═════ Listed entries
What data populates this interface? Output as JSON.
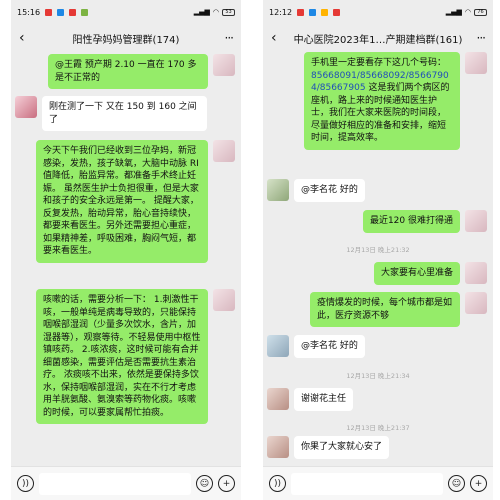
{
  "left": {
    "status": {
      "time": "15:16",
      "battery": "53"
    },
    "title": "阳性孕妈妈管理群(174)",
    "messages": [
      {
        "text": "@王霞 预产期 2.10 一直在 170 多是不正常的"
      },
      {
        "text": "刚在测了一下 又在 150 到 160 之间了"
      },
      {
        "text": "今天下午我们已经收到三位孕妈，新冠感染，发热，孩子缺氧，大脑中动脉 RI 值降低，胎监异常。都准备手术终止妊娠。 虽然医生护士负担很重，但是大家和孩子的安全永远是第一。 提醒大家，反复发热，胎动异常，胎心音持续快，都要来看医生。另外还需要担心重症，如果精神差，呼吸困难，胸闷气短，都要来看医生。"
      },
      {
        "text": "咳嗽的话，需要分析一下： 1.刺激性干咳，一般单纯是病毒导致的，只能保持咽喉部湿润（少量多次饮水，含片，加湿器等），观察等待。不轻易使用中枢性镇咳药。 2.咳浓痰，这时候可能有合并细菌感染，需要评估是否需要抗生素治疗。 浓痰咳不出来，依然是要保持多饮水，保持咽喉部湿润，实在不行才考虑用羊胱氨酸、氨溴索等药物化痰。咳嗽的时候，可以要家属帮忙拍痰。"
      }
    ],
    "input_icons": {
      "voice": "))",
      "emoji": "☺",
      "plus": "+"
    }
  },
  "right": {
    "status": {
      "time": "12:12",
      "battery": "76"
    },
    "title": "中心医院2023年1…产期建档群(161)",
    "messages": [
      {
        "text_before": "手机里一定要看存下这几个号码：",
        "phones": "85668091/85668092/85667904/85667905",
        "text_after": "这是我们两个病区的座机，路上来的时候通知医生护士，我们在大家来医院的时间段，尽量做好相应的准备和安排，缩短时间，提高效率。"
      },
      {
        "text": "@李名花  好的"
      },
      {
        "text": "最近120 很难打得通"
      },
      {
        "text": "大家要有心里准备"
      },
      {
        "text": "疫情爆发的时候，每个城市都是如此，医疗资源不够"
      },
      {
        "text": "@李名花  好的"
      },
      {
        "text": "谢谢花主任"
      },
      {
        "text": "你果了大家就心安了"
      }
    ],
    "timestamps": [
      "12月13日 晚上21:32",
      "12月13日 晚上21:34",
      "12月13日 晚上21:37"
    ],
    "input_icons": {
      "voice": "))",
      "emoji": "☺",
      "plus": "+"
    }
  }
}
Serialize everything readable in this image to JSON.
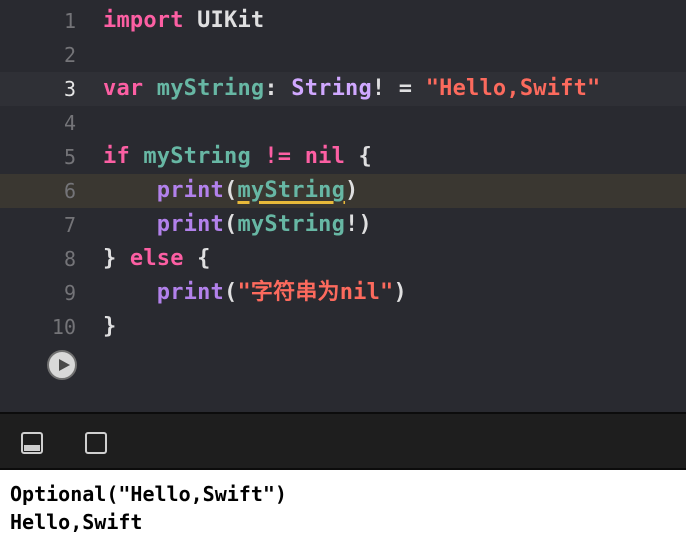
══════════
Your goal:
Determine how many lines of the listing above hold the word "JSON". Report that number without anything else.

The solution:
2